Exercise task>
Convert each line of the data below into a string in a single JSON list. Skip blank lines and leave the pictures out.

— Start —

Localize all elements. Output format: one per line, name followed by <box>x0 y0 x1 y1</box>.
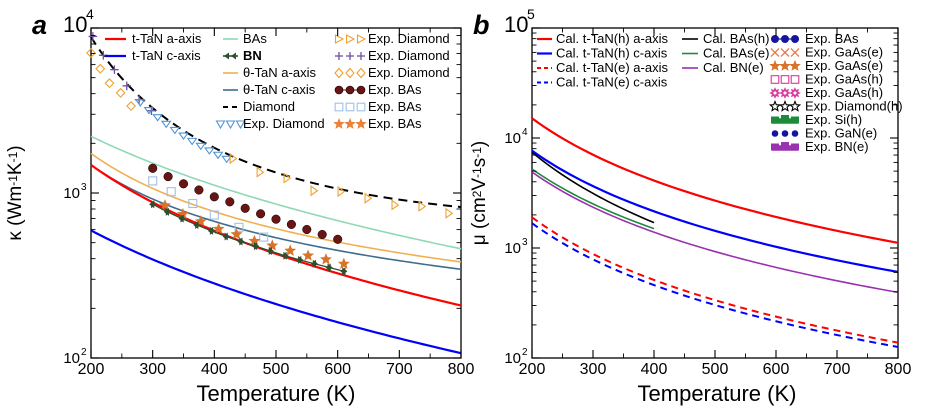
svg-text:Cal. BN(e): Cal. BN(e) <box>703 60 764 75</box>
svg-text:5: 5 <box>527 6 535 22</box>
svg-text:200: 200 <box>78 361 105 378</box>
svg-text:300: 300 <box>580 361 607 378</box>
svg-text:10: 10 <box>504 240 521 257</box>
svg-text:4: 4 <box>522 127 528 138</box>
svg-text:θ-TaN a-axis: θ-TaN a-axis <box>243 65 316 80</box>
svg-text:Temperature (K): Temperature (K) <box>197 381 356 406</box>
svg-text:Cal. t-TaN(h) c-axis: Cal. t-TaN(h) c-axis <box>556 46 668 61</box>
svg-text:800: 800 <box>885 361 912 378</box>
svg-text:3: 3 <box>81 182 87 193</box>
svg-text:a: a <box>32 10 47 40</box>
svg-text:2: 2 <box>81 347 87 358</box>
svg-text:θ-TaN c-axis: θ-TaN c-axis <box>243 82 316 97</box>
svg-text:Exp. Diamond: Exp. Diamond <box>368 48 450 63</box>
svg-text:Exp. Diamond: Exp. Diamond <box>368 31 450 46</box>
svg-text:10: 10 <box>504 130 521 147</box>
svg-text:b: b <box>473 10 490 40</box>
svg-text:600: 600 <box>324 361 351 378</box>
svg-text:10: 10 <box>63 12 87 37</box>
svg-text:Cal. t-TaN(h) a-axis: Cal. t-TaN(h) a-axis <box>556 31 668 46</box>
svg-text:Cal. t-TaN(e) c-axis: Cal. t-TaN(e) c-axis <box>556 75 668 90</box>
svg-text:Exp. BAs: Exp. BAs <box>368 116 422 131</box>
svg-text:Exp. BN(e): Exp. BN(e) <box>805 139 869 154</box>
svg-text:500: 500 <box>702 361 729 378</box>
svg-text:Temperature (K): Temperature (K) <box>638 381 797 406</box>
svg-text:2: 2 <box>522 347 528 358</box>
svg-text:600: 600 <box>763 361 790 378</box>
svg-text:Diamond: Diamond <box>243 99 295 114</box>
svg-text:500: 500 <box>263 361 290 378</box>
svg-text:300: 300 <box>139 361 166 378</box>
svg-text:Exp. BAs: Exp. BAs <box>368 82 422 97</box>
svg-text:800: 800 <box>448 361 475 378</box>
svg-text:BN: BN <box>243 48 262 63</box>
svg-text:t-TaN a-axis: t-TaN a-axis <box>132 31 202 46</box>
svg-text:Exp. Diamond: Exp. Diamond <box>243 116 325 131</box>
svg-text:10: 10 <box>504 12 528 37</box>
svg-text:200: 200 <box>519 361 546 378</box>
svg-text:700: 700 <box>386 361 413 378</box>
svg-text:10: 10 <box>63 185 80 202</box>
svg-text:Exp. Diamond: Exp. Diamond <box>368 65 450 80</box>
svg-text:4: 4 <box>86 6 94 22</box>
svg-text:t-TaN c-axis: t-TaN c-axis <box>132 48 201 63</box>
svg-text:BAs: BAs <box>243 31 267 46</box>
svg-text:700: 700 <box>824 361 851 378</box>
svg-text:400: 400 <box>201 361 228 378</box>
svg-text:Cal. BAs(e): Cal. BAs(e) <box>703 46 769 61</box>
svg-text:400: 400 <box>641 361 668 378</box>
svg-text:Cal. t-TaN(e) a-axis: Cal. t-TaN(e) a-axis <box>556 60 668 75</box>
svg-text:Exp. BAs: Exp. BAs <box>368 99 422 114</box>
svg-text:3: 3 <box>522 237 528 248</box>
svg-text:Cal. BAs(h): Cal. BAs(h) <box>703 31 769 46</box>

— End —

Response>
[
  "Localize all elements. Output format: one per line, name followed by <box>x0 y0 x1 y1</box>.",
  "svg-text:Cal. BN(e): Cal. BN(e) <box>703 60 764 75</box>",
  "svg-text:5: 5 <box>527 6 535 22</box>",
  "svg-text:200: 200 <box>78 361 105 378</box>",
  "svg-text:300: 300 <box>580 361 607 378</box>",
  "svg-text:10: 10 <box>504 240 521 257</box>",
  "svg-text:4: 4 <box>522 127 528 138</box>",
  "svg-text:θ-TaN a-axis: θ-TaN a-axis <box>243 65 316 80</box>",
  "svg-text:Temperature (K): Temperature (K) <box>197 381 356 406</box>",
  "svg-text:Cal. t-TaN(h) c-axis: Cal. t-TaN(h) c-axis <box>556 46 668 61</box>",
  "svg-text:800: 800 <box>885 361 912 378</box>",
  "svg-text:3: 3 <box>81 182 87 193</box>",
  "svg-text:a: a <box>32 10 47 40</box>",
  "svg-text:2: 2 <box>81 347 87 358</box>",
  "svg-text:θ-TaN c-axis: θ-TaN c-axis <box>243 82 316 97</box>",
  "svg-text:Exp. Diamond: Exp. Diamond <box>368 48 450 63</box>",
  "svg-text:Exp. Diamond: Exp. Diamond <box>368 31 450 46</box>",
  "svg-text:10: 10 <box>504 130 521 147</box>",
  "svg-text:b: b <box>473 10 490 40</box>",
  "svg-text:600: 600 <box>324 361 351 378</box>",
  "svg-text:10: 10 <box>63 12 87 37</box>",
  "svg-text:Cal. t-TaN(h) a-axis: Cal. t-TaN(h) a-axis <box>556 31 668 46</box>",
  "svg-text:Cal. t-TaN(e) c-axis: Cal. t-TaN(e) c-axis <box>556 75 668 90</box>",
  "svg-text:Exp. BAs: Exp. BAs <box>368 116 422 131</box>",
  "svg-text:Exp. BN(e): Exp. BN(e) <box>805 139 869 154</box>",
  "svg-text:500: 500 <box>702 361 729 378</box>",
  "svg-text:Temperature (K): Temperature (K) <box>638 381 797 406</box>",
  "svg-text:2: 2 <box>522 347 528 358</box>",
  "svg-text:600: 600 <box>763 361 790 378</box>",
  "svg-text:Diamond: Diamond <box>243 99 295 114</box>",
  "svg-text:500: 500 <box>263 361 290 378</box>",
  "svg-text:300: 300 <box>139 361 166 378</box>",
  "svg-text:Exp. BAs: Exp. BAs <box>368 82 422 97</box>",
  "svg-text:800: 800 <box>448 361 475 378</box>",
  "svg-text:BN: BN <box>243 48 262 63</box>",
  "svg-text:t-TaN a-axis: t-TaN a-axis <box>132 31 202 46</box>",
  "svg-text:Exp. Diamond: Exp. Diamond <box>243 116 325 131</box>",
  "svg-text:10: 10 <box>504 12 528 37</box>",
  "svg-text:200: 200 <box>519 361 546 378</box>",
  "svg-text:700: 700 <box>386 361 413 378</box>",
  "svg-text:10: 10 <box>63 185 80 202</box>",
  "svg-text:Exp. Diamond: Exp. Diamond <box>368 65 450 80</box>",
  "svg-text:4: 4 <box>86 6 94 22</box>",
  "svg-text:t-TaN c-axis: t-TaN c-axis <box>132 48 201 63</box>",
  "svg-text:BAs: BAs <box>243 31 267 46</box>",
  "svg-text:700: 700 <box>824 361 851 378</box>",
  "svg-text:400: 400 <box>201 361 228 378</box>",
  "svg-text:Cal. BAs(e): Cal. BAs(e) <box>703 46 769 61</box>",
  "svg-text:400: 400 <box>641 361 668 378</box>",
  "svg-text:Cal. t-TaN(e) a-axis: Cal. t-TaN(e) a-axis <box>556 60 668 75</box>",
  "svg-text:Exp. BAs: Exp. BAs <box>368 99 422 114</box>",
  "svg-text:3: 3 <box>522 237 528 248</box>",
  "svg-text:Cal. BAs(h): Cal. BAs(h) <box>703 31 769 46</box>"
]